━━━━━ Supplied material ━━━━━

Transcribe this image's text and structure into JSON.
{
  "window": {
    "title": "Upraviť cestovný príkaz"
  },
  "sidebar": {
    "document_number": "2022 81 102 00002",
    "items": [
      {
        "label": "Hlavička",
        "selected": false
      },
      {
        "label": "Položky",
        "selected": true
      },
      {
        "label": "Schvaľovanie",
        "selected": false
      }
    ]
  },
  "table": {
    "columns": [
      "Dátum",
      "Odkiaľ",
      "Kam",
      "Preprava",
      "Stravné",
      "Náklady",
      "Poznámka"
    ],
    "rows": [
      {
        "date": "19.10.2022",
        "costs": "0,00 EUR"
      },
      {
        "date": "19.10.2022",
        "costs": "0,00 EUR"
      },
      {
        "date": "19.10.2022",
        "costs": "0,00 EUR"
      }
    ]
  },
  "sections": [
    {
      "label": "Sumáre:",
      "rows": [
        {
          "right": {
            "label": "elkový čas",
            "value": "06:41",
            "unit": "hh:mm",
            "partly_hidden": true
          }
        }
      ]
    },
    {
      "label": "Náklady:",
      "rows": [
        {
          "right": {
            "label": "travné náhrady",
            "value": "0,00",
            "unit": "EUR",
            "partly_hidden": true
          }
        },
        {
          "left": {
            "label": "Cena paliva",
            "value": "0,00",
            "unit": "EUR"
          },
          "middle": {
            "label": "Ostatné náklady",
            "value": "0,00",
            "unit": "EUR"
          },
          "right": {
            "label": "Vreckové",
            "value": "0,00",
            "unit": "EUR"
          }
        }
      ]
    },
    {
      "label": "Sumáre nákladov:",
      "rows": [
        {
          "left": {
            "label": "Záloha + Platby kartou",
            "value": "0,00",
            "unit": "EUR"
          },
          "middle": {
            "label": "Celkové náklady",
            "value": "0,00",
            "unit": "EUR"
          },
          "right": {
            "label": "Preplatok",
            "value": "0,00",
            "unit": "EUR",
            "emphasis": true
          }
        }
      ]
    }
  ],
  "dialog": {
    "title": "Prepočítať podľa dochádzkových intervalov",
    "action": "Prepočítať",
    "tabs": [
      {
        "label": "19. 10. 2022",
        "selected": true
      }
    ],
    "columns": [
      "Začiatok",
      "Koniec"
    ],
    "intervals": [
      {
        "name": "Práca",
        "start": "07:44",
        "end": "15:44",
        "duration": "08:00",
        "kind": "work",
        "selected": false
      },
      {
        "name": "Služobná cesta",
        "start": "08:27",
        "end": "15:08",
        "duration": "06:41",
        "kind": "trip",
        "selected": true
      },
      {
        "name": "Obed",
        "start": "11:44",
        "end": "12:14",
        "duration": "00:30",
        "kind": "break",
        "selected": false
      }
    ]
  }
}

━━━━━

* [Short exercise]: Locate all lines in the listing above with the word "duration" and copy them.

* [Result]:
        "duration": "08:00",
        "duration": "06:41",
        "duration": "00:30",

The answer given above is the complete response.